◆ **Written task**: Please find all lines in the data that hold the string "waveform" and copy them.
=-=-=-=-=
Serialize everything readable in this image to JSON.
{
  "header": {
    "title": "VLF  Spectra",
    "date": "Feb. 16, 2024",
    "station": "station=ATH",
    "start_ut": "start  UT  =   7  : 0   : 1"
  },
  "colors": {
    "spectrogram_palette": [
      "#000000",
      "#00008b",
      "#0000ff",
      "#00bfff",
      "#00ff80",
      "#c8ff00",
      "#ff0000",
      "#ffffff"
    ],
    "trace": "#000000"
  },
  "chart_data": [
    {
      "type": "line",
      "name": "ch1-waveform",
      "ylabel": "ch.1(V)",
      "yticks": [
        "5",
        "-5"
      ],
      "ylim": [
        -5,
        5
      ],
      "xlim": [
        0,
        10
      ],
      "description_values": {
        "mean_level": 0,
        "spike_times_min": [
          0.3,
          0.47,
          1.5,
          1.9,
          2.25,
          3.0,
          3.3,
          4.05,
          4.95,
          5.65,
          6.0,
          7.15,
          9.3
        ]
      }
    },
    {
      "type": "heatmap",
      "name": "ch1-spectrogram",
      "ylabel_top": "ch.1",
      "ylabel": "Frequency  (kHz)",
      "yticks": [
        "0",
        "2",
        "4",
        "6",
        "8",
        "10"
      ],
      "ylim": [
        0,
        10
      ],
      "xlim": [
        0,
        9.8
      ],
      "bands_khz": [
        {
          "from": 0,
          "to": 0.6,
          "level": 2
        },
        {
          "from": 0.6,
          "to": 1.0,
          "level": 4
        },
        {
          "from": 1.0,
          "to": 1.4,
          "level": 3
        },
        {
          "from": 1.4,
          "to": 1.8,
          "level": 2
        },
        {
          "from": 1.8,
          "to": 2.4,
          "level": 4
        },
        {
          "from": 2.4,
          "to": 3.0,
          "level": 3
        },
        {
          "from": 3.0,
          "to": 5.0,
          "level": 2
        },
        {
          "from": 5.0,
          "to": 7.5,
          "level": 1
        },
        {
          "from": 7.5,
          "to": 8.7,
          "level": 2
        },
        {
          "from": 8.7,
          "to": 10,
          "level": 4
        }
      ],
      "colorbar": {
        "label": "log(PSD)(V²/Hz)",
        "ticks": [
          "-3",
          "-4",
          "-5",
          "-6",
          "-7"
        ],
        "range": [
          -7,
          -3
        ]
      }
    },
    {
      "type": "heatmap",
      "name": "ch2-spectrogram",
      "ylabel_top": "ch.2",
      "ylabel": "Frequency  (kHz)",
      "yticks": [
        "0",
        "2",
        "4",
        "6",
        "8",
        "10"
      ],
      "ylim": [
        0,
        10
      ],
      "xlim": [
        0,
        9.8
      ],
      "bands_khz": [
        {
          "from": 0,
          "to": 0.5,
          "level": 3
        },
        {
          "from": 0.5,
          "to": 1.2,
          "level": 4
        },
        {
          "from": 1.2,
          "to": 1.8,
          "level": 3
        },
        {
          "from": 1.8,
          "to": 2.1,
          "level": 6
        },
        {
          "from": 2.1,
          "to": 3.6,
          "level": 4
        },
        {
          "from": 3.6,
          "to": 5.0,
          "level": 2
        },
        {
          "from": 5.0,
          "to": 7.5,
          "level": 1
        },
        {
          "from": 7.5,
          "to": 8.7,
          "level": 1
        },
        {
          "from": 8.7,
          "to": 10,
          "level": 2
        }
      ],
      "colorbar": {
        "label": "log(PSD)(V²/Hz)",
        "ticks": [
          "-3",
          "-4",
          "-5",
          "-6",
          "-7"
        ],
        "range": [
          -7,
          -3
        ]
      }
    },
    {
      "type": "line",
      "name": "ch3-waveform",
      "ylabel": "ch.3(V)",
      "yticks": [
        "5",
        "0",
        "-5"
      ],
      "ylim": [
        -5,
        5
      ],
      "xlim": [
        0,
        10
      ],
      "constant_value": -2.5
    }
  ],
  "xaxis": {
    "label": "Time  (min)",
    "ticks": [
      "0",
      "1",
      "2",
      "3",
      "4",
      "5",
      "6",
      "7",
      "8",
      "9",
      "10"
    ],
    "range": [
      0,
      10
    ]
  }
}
=-=-=-=-=
◆ **Task response**:
      "name": "ch1-waveform",
      "name": "ch3-waveform",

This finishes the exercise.